▸ **WHAT TO PRODUCE**: All of the listing below must be repeated word for word. Pictures are the only thing to omit.

####

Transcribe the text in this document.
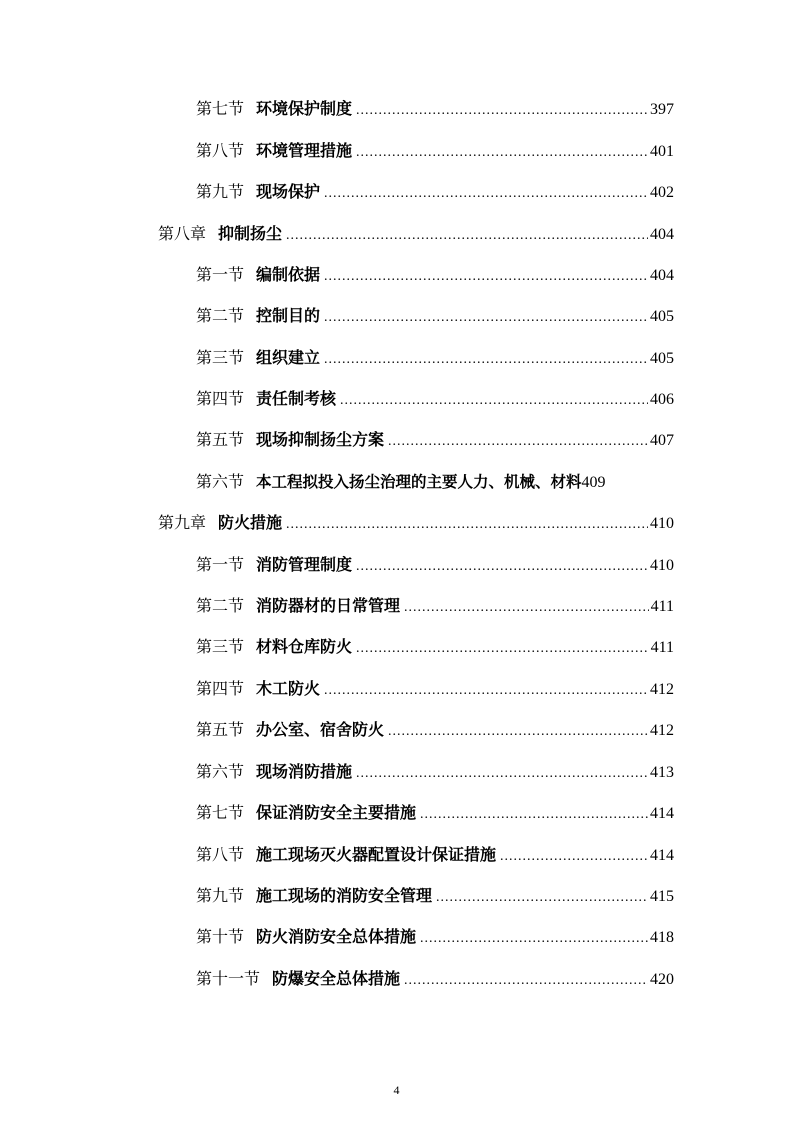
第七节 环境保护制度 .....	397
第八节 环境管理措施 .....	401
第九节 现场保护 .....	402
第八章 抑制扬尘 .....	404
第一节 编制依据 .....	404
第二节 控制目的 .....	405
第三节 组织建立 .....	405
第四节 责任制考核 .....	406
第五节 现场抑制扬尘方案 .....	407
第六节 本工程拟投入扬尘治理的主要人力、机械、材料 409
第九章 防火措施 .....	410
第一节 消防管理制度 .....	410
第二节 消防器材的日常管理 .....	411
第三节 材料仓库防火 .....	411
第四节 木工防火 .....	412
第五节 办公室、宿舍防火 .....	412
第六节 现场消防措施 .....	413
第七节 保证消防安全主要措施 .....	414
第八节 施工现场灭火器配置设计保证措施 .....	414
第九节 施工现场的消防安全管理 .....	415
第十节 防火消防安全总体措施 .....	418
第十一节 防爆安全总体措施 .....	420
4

####

▸ **IN RESPONSE**:
Transcribe the text in this document.
第七节 环境保护制度 .....	397
第八节 环境管理措施 .....	401
第九节 现场保护 .....	402
第八章 抑制扬尘 .....	404
第一节 编制依据 .....	404
第二节 控制目的 .....	405
第三节 组织建立 .....	405
第四节 责任制考核 .....	406
第五节 现场抑制扬尘方案 .....	407
第六节 本工程拟投入扬尘治理的主要人力、机械、材料 409
第九章 防火措施 .....	410
第一节 消防管理制度 .....	410
第二节 消防器材的日常管理 .....	411
第三节 材料仓库防火 .....	411
第四节 木工防火 .....	412
第五节 办公室、宿舍防火 .....	412
第六节 现场消防措施 .....	413
第七节 保证消防安全主要措施 .....	414
第八节 施工现场灭火器配置设计保证措施 .....	414
第九节 施工现场的消防安全管理 .....	415
第十节 防火消防安全总体措施 .....	418
第十一节 防爆安全总体措施 .....	420
4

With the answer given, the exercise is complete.